» GIVEN EXERCISE
Reproduce the data below line for line, without any changes, and leave out the pictures.

» DATA SUPPLIED
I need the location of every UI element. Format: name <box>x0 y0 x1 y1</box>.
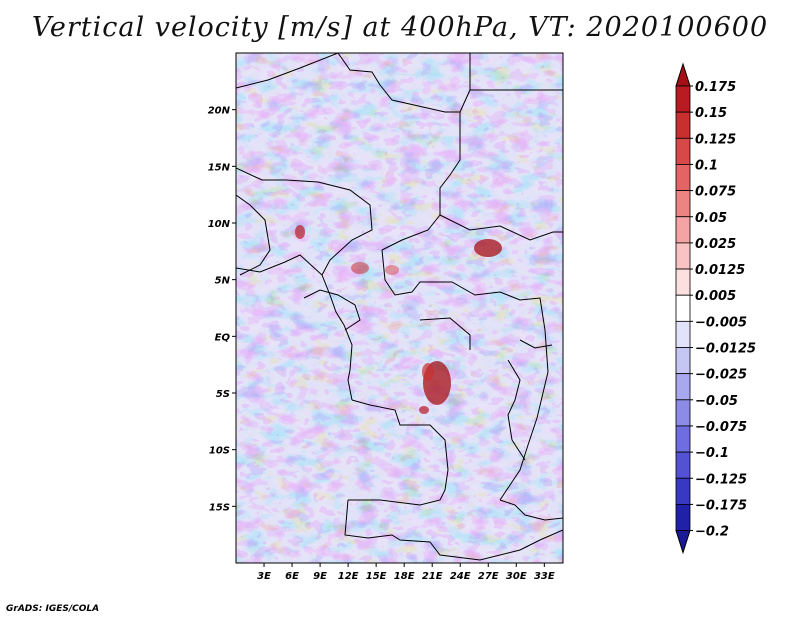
colorbar-swatch <box>675 137 691 165</box>
colorbar-label: −0.0125 <box>695 342 756 357</box>
colorbar-label: −0.005 <box>695 315 747 330</box>
colorbar-swatch <box>675 425 691 453</box>
colorbar-label: −0.175 <box>695 498 747 513</box>
lon-tick-label: 12E <box>338 571 359 582</box>
lat-tick-label: EQ <box>215 332 231 343</box>
lat-tick-label: 15N <box>208 162 231 173</box>
colorbar-label: −0.05 <box>695 394 738 409</box>
colorbar-swatch <box>675 477 691 505</box>
colorbar-swatch <box>675 503 691 531</box>
colorbar-swatch <box>675 85 691 113</box>
colorbar-label: 0.075 <box>695 185 736 200</box>
lon-tick-label: 9E <box>313 571 327 582</box>
vertical-velocity-field <box>236 53 563 563</box>
colorbar-swatch <box>675 294 691 322</box>
lat-tick-label: 5S <box>216 389 230 400</box>
colorbar-label: 0.0125 <box>695 263 745 278</box>
footer-credit: GrADS: IGES/COLA <box>6 604 100 614</box>
colorbar-label: −0.1 <box>695 446 729 461</box>
colorbar-bottom-arrow <box>675 530 691 555</box>
colorbar-swatch <box>675 242 691 270</box>
colorbar-swatch <box>675 320 691 348</box>
lon-tick-label: 21E <box>422 571 443 582</box>
axis-ticks: 20N 15N 10N 5N EQ 5S 10S 15S 3E 6E 9E 12E 15E 18E 21E 2… <box>208 106 555 582</box>
colorbar-swatch <box>675 347 691 375</box>
lat-tick-label: 20N <box>208 106 231 117</box>
map-frame <box>235 52 564 564</box>
colorbar-swatch <box>675 111 691 139</box>
colorbar-label: −0.025 <box>695 368 747 383</box>
colorbar-label: 0.05 <box>695 211 727 226</box>
lon-tick-label: 27E <box>478 571 499 582</box>
colorbar-label: 0.175 <box>695 80 736 95</box>
map-title: Vertical velocity [m/s] at 400hPa, VT: 2… <box>31 12 769 43</box>
lon-tick-label: 24E <box>450 571 471 582</box>
colorbar-swatch <box>675 190 691 218</box>
lon-tick-label: 3E <box>257 571 271 582</box>
lon-tick-label: 15E <box>366 571 387 582</box>
lon-tick-label: 6E <box>285 571 299 582</box>
colorbar-swatch <box>675 451 691 479</box>
colorbar-label: −0.075 <box>695 420 747 435</box>
colorbar-swatch <box>675 164 691 191</box>
colorbar-top-arrow <box>675 62 691 87</box>
lat-tick-label: 15S <box>209 502 230 513</box>
colorbar-label: −0.2 <box>695 525 729 540</box>
colorbar-label: −0.125 <box>695 472 747 487</box>
boundaries <box>236 53 563 561</box>
colorbar-label: 0.15 <box>695 106 727 121</box>
lat-tick-label: 5N <box>215 276 231 287</box>
lat-tick-label: 10N <box>208 219 231 230</box>
colorbar-label: 0.125 <box>695 132 736 147</box>
lat-tick-label: 10S <box>209 446 230 457</box>
lon-tick-label: 30E <box>506 571 527 582</box>
colorbar-label: 0.1 <box>695 158 718 173</box>
updraft-cores <box>295 225 502 414</box>
colorbar-label: 0.025 <box>695 237 736 252</box>
colorbar-swatch <box>675 373 691 401</box>
lon-tick-label: 18E <box>394 571 415 582</box>
lon-tick-label: 33E <box>534 571 555 582</box>
colorbar-swatch <box>675 399 691 427</box>
colorbar-swatch <box>675 268 691 296</box>
colorbar: 0.175 0.15 0.125 0.1 0.075 0.05 0.025 0.0125 0.0… <box>675 62 756 555</box>
colorbar-swatch <box>675 216 691 244</box>
colorbar-label: 0.005 <box>695 289 736 304</box>
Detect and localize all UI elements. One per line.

» THE RESULT
I need the location of every UI element. Format: name <box>x0 y0 x1 y1</box>.
colorbar-swatch <box>675 137 691 165</box>
colorbar-label: −0.0125 <box>695 342 756 357</box>
colorbar-label: −0.005 <box>695 315 747 330</box>
colorbar-swatch <box>675 425 691 453</box>
colorbar-label: −0.175 <box>695 498 747 513</box>
lon-tick-label: 12E <box>338 571 359 582</box>
lat-tick-label: EQ <box>215 332 231 343</box>
lat-tick-label: 15N <box>208 162 231 173</box>
colorbar-label: −0.05 <box>695 394 738 409</box>
colorbar-swatch <box>675 477 691 505</box>
colorbar-swatch <box>675 503 691 531</box>
colorbar-swatch <box>675 85 691 113</box>
colorbar-label: 0.075 <box>695 185 736 200</box>
lon-tick-label: 9E <box>313 571 327 582</box>
vertical-velocity-field <box>236 53 563 563</box>
colorbar-swatch <box>675 294 691 322</box>
lat-tick-label: 5S <box>216 389 230 400</box>
colorbar-label: 0.0125 <box>695 263 745 278</box>
footer-credit: GrADS: IGES/COLA <box>6 604 100 614</box>
colorbar-label: −0.1 <box>695 446 729 461</box>
colorbar-bottom-arrow <box>675 530 691 555</box>
colorbar-swatch <box>675 242 691 270</box>
colorbar-swatch <box>675 320 691 348</box>
lon-tick-label: 21E <box>422 571 443 582</box>
axis-ticks: 20N 15N 10N 5N EQ 5S 10S 15S 3E 6E 9E 12E 15E 18E 21E 2… <box>208 106 555 582</box>
colorbar-swatch <box>675 347 691 375</box>
lat-tick-label: 20N <box>208 106 231 117</box>
map-frame <box>235 52 564 564</box>
colorbar-swatch <box>675 111 691 139</box>
colorbar-label: −0.025 <box>695 368 747 383</box>
colorbar-label: 0.05 <box>695 211 727 226</box>
lon-tick-label: 27E <box>478 571 499 582</box>
colorbar-label: 0.175 <box>695 80 736 95</box>
map-title: Vertical velocity [m/s] at 400hPa, VT: 2… <box>31 12 769 43</box>
lon-tick-label: 24E <box>450 571 471 582</box>
colorbar-swatch <box>675 190 691 218</box>
lon-tick-label: 3E <box>257 571 271 582</box>
lon-tick-label: 15E <box>366 571 387 582</box>
lon-tick-label: 6E <box>285 571 299 582</box>
colorbar-swatch <box>675 451 691 479</box>
colorbar-label: −0.075 <box>695 420 747 435</box>
colorbar-swatch <box>675 164 691 191</box>
colorbar-top-arrow <box>675 62 691 87</box>
lat-tick-label: 15S <box>209 502 230 513</box>
colorbar-label: −0.2 <box>695 525 729 540</box>
colorbar-label: −0.125 <box>695 472 747 487</box>
boundaries <box>236 53 563 561</box>
colorbar-label: 0.15 <box>695 106 727 121</box>
lat-tick-label: 5N <box>215 276 231 287</box>
lat-tick-label: 10N <box>208 219 231 230</box>
colorbar-label: 0.125 <box>695 132 736 147</box>
lat-tick-label: 10S <box>209 446 230 457</box>
lon-tick-label: 30E <box>506 571 527 582</box>
colorbar-label: 0.1 <box>695 158 718 173</box>
updraft-cores <box>295 225 502 414</box>
colorbar-label: 0.025 <box>695 237 736 252</box>
colorbar-swatch <box>675 373 691 401</box>
lon-tick-label: 18E <box>394 571 415 582</box>
lon-tick-label: 33E <box>534 571 555 582</box>
colorbar-swatch <box>675 399 691 427</box>
colorbar-swatch <box>675 268 691 296</box>
colorbar: 0.175 0.15 0.125 0.1 0.075 0.05 0.025 0.0125 0.0… <box>675 62 756 555</box>
colorbar-swatch <box>675 216 691 244</box>
colorbar-label: 0.005 <box>695 289 736 304</box>
Detect and localize all UI elements. One per line.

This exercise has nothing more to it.